[Objective] Reproduce verbatim the lines of the listing starting at the line that contains "scale-bar-a: [999, 796, 1060, 803]" and ending at the line that contains "x-tick-label: 25: [2017, 741, 2046, 772]", both included.

[Records]
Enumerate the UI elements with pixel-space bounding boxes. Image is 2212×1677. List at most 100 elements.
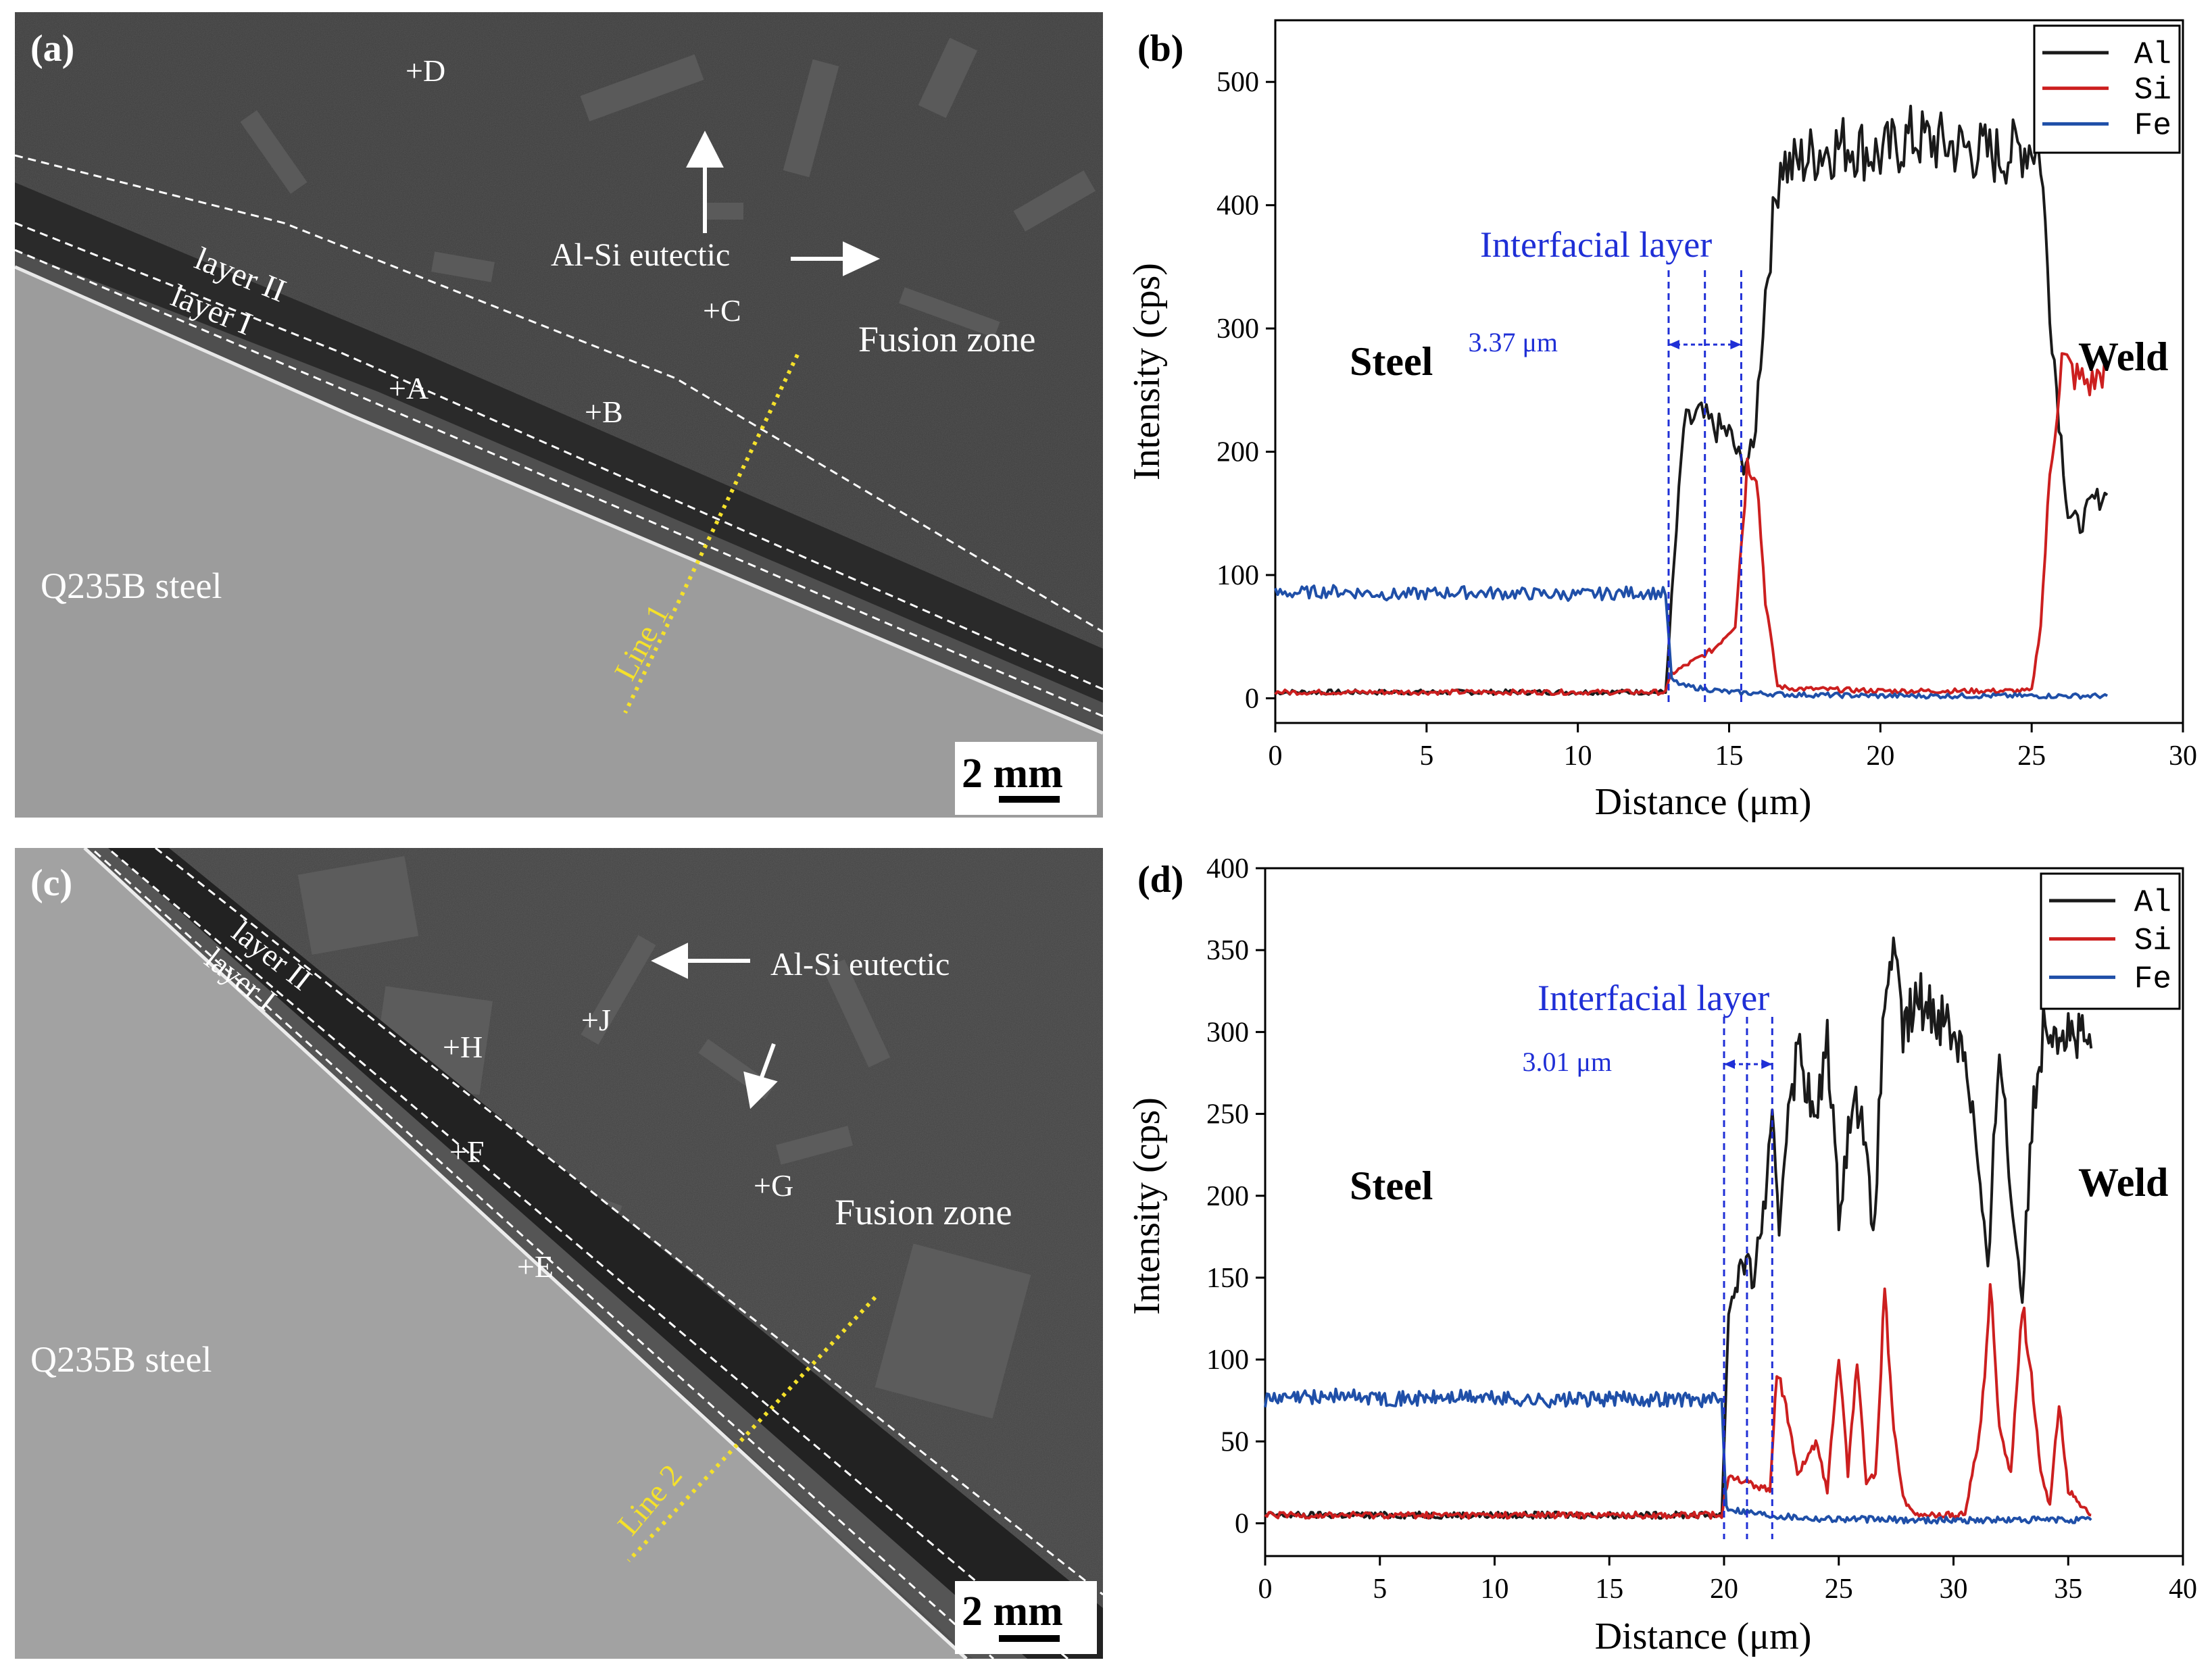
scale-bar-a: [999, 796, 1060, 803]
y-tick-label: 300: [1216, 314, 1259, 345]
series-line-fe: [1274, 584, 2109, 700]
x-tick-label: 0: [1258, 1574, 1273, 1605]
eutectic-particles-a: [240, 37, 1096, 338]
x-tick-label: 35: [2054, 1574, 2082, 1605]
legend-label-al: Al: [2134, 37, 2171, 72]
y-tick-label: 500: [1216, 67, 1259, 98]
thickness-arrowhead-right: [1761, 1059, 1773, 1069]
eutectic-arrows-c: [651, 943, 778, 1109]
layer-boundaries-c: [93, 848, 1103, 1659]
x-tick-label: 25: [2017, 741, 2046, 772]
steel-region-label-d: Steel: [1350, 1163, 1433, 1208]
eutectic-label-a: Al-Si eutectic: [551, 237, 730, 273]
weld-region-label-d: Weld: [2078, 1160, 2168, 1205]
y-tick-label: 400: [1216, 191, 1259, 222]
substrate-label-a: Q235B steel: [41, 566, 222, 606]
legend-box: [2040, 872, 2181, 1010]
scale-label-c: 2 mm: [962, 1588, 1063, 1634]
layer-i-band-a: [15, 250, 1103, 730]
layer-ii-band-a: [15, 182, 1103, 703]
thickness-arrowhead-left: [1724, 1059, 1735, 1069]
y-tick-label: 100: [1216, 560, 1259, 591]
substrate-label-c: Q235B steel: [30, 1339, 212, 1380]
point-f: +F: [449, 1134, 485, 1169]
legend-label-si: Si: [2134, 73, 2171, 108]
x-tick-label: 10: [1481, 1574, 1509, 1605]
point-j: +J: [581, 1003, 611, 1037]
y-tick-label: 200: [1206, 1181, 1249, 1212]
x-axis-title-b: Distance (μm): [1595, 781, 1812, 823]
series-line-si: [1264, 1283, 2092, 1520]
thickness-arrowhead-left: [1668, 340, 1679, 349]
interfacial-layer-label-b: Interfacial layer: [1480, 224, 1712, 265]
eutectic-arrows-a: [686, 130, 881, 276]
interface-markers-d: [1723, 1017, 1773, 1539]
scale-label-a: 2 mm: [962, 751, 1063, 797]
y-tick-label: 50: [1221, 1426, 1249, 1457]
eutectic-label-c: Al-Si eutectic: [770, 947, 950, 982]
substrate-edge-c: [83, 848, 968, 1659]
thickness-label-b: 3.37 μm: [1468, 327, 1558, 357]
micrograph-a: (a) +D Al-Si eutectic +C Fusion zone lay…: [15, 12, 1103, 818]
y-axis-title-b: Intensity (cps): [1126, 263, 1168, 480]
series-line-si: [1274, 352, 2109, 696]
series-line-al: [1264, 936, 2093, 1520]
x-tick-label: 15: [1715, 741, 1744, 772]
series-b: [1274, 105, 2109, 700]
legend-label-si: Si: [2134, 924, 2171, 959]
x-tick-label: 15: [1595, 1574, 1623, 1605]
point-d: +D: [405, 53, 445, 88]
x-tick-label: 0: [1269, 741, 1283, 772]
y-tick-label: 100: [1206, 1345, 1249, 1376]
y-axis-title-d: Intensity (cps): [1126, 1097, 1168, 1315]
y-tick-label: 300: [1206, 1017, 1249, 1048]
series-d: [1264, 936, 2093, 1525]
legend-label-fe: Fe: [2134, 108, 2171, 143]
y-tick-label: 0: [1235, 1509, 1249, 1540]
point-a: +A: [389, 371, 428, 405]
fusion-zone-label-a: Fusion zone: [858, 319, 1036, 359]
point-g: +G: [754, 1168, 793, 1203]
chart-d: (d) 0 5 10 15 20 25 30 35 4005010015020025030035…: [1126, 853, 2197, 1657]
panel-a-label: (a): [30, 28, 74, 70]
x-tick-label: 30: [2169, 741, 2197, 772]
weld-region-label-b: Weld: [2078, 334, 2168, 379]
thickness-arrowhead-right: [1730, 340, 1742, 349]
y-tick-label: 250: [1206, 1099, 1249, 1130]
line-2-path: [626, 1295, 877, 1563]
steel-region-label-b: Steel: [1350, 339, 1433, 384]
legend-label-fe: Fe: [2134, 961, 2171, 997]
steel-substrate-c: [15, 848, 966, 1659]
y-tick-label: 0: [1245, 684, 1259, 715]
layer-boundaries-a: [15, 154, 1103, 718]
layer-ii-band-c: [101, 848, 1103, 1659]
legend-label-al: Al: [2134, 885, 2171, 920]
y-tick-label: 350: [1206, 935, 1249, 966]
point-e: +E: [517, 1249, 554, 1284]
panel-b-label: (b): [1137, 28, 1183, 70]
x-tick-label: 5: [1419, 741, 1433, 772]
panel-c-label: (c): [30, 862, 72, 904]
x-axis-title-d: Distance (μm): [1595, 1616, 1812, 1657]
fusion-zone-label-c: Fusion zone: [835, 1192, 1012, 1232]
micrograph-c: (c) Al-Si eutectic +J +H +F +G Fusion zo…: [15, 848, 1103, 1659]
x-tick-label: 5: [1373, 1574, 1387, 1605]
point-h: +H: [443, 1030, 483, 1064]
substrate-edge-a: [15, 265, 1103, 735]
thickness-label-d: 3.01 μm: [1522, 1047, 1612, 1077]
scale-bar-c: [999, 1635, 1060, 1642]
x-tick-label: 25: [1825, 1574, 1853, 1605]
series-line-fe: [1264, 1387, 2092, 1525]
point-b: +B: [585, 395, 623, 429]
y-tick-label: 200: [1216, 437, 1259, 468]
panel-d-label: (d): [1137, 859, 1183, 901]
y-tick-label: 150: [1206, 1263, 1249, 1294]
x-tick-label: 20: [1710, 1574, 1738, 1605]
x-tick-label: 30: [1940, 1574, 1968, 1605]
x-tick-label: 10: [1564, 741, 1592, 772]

[Full answer]
scale-bar-a: [999, 796, 1060, 803]
y-tick-label: 300: [1216, 314, 1259, 345]
series-line-fe: [1274, 584, 2109, 700]
x-tick-label: 0: [1258, 1574, 1273, 1605]
eutectic-particles-a: [240, 37, 1096, 338]
x-tick-label: 35: [2054, 1574, 2082, 1605]
legend-label-al: Al: [2134, 37, 2171, 72]
y-tick-label: 500: [1216, 67, 1259, 98]
thickness-arrowhead-right: [1761, 1059, 1773, 1069]
eutectic-arrows-c: [651, 943, 778, 1109]
layer-boundaries-c: [93, 848, 1103, 1659]
x-tick-label: 25: [2017, 741, 2046, 772]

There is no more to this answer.